Extracted records —
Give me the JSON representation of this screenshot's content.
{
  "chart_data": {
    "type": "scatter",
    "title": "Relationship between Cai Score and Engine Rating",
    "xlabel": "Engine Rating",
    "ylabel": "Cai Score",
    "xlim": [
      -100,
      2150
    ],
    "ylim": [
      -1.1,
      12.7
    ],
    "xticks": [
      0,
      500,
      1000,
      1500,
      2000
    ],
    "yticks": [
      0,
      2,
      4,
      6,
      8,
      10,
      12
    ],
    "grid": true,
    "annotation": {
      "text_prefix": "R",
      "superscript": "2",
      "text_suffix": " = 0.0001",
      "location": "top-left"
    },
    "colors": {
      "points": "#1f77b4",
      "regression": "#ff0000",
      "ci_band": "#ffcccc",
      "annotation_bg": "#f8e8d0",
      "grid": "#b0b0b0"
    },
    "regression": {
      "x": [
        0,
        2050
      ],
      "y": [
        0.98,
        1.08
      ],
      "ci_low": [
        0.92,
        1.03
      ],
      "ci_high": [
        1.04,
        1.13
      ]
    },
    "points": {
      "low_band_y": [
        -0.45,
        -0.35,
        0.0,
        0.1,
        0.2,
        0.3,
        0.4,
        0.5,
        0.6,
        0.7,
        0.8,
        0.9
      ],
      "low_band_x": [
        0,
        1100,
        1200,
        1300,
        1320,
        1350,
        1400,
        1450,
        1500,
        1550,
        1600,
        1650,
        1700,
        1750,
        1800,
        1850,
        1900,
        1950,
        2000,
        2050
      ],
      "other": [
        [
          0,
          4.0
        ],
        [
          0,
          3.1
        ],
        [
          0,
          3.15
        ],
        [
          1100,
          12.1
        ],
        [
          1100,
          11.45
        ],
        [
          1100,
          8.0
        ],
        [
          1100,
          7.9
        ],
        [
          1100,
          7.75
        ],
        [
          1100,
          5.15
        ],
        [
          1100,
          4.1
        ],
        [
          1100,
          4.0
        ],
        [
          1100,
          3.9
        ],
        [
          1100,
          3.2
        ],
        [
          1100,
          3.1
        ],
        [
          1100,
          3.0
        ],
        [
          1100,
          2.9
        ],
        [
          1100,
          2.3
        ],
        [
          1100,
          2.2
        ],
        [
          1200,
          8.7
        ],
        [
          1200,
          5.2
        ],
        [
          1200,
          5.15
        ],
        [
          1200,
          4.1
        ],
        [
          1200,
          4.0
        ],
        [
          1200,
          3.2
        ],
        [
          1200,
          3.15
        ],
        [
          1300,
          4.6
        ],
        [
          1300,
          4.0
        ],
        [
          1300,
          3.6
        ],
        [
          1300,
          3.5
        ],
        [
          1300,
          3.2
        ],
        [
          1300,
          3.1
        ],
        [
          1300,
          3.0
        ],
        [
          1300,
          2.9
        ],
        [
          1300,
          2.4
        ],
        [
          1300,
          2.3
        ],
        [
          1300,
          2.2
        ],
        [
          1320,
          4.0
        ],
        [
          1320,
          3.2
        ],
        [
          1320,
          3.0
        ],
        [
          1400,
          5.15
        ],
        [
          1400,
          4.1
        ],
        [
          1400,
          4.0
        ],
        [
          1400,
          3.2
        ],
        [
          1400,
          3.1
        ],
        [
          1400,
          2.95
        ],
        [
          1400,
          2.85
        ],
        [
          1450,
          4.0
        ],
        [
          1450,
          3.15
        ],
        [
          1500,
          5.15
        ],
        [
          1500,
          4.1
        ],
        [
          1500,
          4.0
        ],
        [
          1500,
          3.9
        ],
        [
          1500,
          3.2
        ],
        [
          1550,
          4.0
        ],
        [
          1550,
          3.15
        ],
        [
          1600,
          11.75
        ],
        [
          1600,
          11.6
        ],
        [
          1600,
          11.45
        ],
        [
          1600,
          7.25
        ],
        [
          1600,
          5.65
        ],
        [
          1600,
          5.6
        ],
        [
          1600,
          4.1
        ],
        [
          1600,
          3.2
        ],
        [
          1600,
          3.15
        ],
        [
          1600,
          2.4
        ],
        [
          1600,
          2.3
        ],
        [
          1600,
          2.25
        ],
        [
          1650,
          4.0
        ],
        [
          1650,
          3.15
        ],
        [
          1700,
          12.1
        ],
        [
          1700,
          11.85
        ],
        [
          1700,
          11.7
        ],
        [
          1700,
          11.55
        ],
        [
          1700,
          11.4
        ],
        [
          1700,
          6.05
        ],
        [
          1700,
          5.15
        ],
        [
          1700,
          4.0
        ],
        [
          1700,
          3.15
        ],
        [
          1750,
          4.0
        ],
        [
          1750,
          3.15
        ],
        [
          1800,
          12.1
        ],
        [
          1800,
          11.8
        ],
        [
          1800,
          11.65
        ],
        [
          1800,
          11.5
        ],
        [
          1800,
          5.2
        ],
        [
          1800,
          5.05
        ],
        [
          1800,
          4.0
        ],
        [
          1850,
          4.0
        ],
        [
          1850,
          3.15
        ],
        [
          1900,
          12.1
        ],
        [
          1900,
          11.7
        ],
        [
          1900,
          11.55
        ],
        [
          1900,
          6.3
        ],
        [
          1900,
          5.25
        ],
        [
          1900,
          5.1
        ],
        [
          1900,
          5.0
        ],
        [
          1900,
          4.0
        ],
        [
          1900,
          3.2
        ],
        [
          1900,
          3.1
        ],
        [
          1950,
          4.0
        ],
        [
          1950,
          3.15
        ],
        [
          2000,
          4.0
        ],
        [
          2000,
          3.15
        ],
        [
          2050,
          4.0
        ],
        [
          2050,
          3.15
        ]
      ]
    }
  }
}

==

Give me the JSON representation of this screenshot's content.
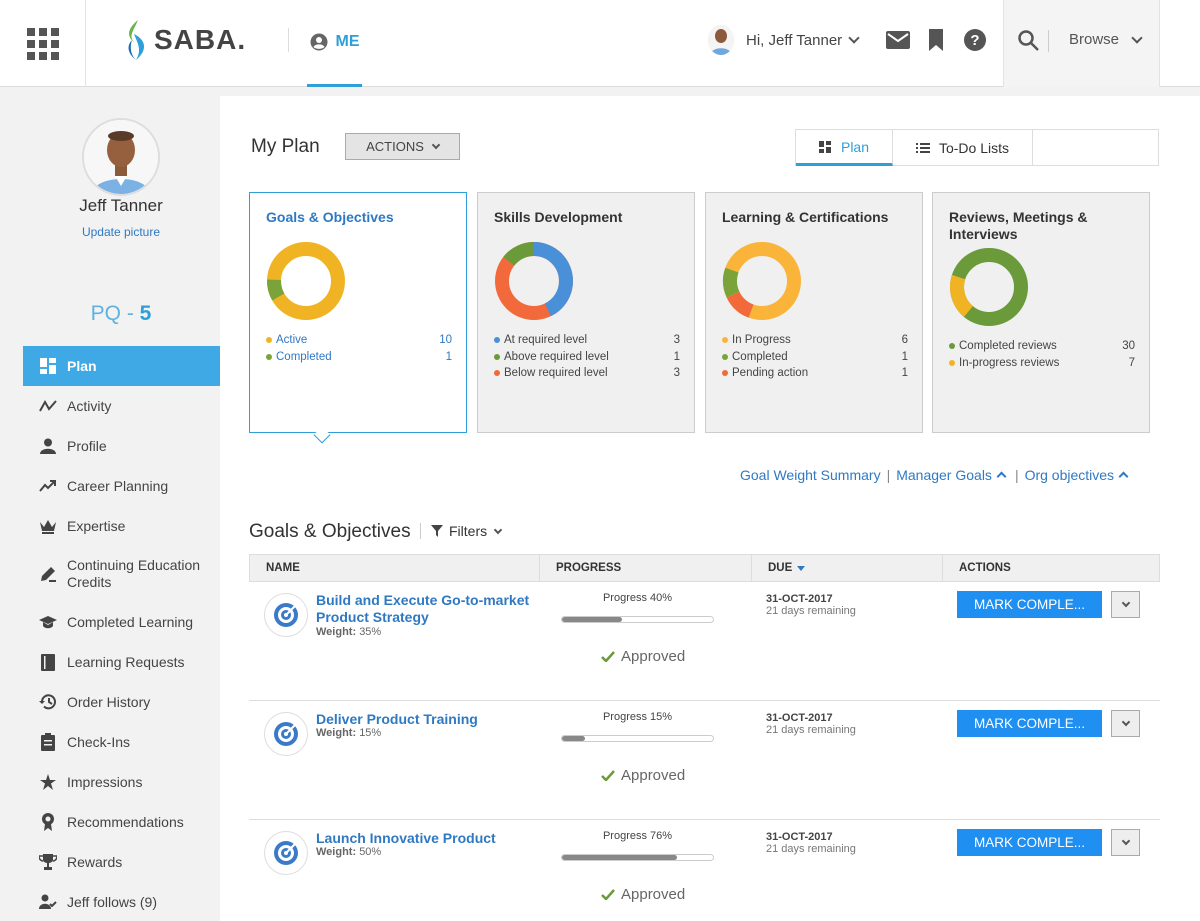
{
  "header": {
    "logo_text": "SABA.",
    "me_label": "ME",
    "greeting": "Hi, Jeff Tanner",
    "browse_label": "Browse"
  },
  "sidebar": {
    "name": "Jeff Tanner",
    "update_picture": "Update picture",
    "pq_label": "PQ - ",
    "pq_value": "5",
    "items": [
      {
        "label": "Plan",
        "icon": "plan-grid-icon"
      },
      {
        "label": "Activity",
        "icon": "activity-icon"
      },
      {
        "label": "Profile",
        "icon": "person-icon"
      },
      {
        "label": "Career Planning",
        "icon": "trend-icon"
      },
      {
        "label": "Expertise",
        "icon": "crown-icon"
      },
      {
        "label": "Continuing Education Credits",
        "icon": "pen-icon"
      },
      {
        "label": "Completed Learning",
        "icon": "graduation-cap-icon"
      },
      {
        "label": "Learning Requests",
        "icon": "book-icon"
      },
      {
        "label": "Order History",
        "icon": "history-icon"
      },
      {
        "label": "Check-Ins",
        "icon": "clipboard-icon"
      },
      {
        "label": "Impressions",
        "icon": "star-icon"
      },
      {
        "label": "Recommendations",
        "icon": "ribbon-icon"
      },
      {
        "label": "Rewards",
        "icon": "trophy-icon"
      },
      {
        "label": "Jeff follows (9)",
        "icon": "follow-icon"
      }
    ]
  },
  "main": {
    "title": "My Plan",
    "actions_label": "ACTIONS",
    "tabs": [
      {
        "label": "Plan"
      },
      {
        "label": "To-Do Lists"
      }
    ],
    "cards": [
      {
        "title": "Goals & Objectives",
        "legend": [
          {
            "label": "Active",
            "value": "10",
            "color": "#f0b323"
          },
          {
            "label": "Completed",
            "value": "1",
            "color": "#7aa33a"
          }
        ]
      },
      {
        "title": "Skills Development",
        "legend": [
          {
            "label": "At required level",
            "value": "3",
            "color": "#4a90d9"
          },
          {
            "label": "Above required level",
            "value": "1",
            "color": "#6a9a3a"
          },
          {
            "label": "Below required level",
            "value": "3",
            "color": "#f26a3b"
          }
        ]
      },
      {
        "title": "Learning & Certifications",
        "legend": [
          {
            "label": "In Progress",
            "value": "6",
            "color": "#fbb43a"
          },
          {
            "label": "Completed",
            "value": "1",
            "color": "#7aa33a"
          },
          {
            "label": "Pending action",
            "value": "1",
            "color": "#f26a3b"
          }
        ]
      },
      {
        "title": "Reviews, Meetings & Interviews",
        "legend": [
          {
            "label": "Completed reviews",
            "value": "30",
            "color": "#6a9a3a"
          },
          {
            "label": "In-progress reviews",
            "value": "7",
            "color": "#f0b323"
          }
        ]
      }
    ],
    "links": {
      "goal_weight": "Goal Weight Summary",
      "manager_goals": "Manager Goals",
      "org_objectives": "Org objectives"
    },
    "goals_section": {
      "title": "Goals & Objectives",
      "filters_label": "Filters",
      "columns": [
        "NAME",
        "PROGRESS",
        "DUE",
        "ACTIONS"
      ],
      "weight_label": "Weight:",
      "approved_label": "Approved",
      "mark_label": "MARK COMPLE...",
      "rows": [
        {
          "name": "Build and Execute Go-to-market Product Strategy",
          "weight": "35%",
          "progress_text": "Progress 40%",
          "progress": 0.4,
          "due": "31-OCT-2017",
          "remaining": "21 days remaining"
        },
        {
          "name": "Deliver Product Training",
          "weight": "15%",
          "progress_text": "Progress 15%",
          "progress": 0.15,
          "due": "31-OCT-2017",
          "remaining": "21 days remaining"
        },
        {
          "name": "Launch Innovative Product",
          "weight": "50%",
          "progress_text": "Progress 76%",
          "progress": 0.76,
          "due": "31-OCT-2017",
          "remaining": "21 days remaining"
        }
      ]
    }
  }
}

...

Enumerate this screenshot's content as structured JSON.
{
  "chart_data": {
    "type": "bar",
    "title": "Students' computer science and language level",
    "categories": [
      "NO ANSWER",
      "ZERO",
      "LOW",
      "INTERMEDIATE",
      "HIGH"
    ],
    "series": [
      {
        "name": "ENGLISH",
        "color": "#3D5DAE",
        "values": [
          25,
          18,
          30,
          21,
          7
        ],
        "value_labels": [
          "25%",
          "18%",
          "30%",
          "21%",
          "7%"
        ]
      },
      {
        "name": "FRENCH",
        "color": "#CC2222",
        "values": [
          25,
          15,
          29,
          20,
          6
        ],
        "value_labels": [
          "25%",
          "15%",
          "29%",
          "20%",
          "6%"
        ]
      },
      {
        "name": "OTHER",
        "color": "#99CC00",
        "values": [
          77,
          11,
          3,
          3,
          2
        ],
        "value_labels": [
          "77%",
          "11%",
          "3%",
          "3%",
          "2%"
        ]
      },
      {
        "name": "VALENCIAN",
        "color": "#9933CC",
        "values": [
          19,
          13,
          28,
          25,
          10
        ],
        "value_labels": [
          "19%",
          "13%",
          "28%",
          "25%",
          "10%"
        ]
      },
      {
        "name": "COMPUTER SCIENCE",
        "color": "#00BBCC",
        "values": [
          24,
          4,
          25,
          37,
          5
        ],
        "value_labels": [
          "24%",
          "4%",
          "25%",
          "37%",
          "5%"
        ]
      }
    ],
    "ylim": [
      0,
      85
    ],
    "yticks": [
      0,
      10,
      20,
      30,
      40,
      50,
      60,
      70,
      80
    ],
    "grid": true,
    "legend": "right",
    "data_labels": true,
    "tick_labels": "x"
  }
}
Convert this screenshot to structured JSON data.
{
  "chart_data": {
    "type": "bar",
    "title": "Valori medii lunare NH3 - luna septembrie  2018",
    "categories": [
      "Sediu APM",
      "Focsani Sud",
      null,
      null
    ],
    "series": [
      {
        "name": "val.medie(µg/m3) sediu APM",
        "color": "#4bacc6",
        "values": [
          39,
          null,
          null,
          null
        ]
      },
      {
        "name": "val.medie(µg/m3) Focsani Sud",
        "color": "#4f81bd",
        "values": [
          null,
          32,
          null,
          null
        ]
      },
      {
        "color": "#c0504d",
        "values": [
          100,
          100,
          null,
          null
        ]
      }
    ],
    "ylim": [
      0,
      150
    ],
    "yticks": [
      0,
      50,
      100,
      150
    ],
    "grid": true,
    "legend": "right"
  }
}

Requirements —
Extract each line holding the string "Learning".

Solution —
        "label": "Completed Learning",
        "label": "Learning Requests",
        "title": "Learning & Certifications",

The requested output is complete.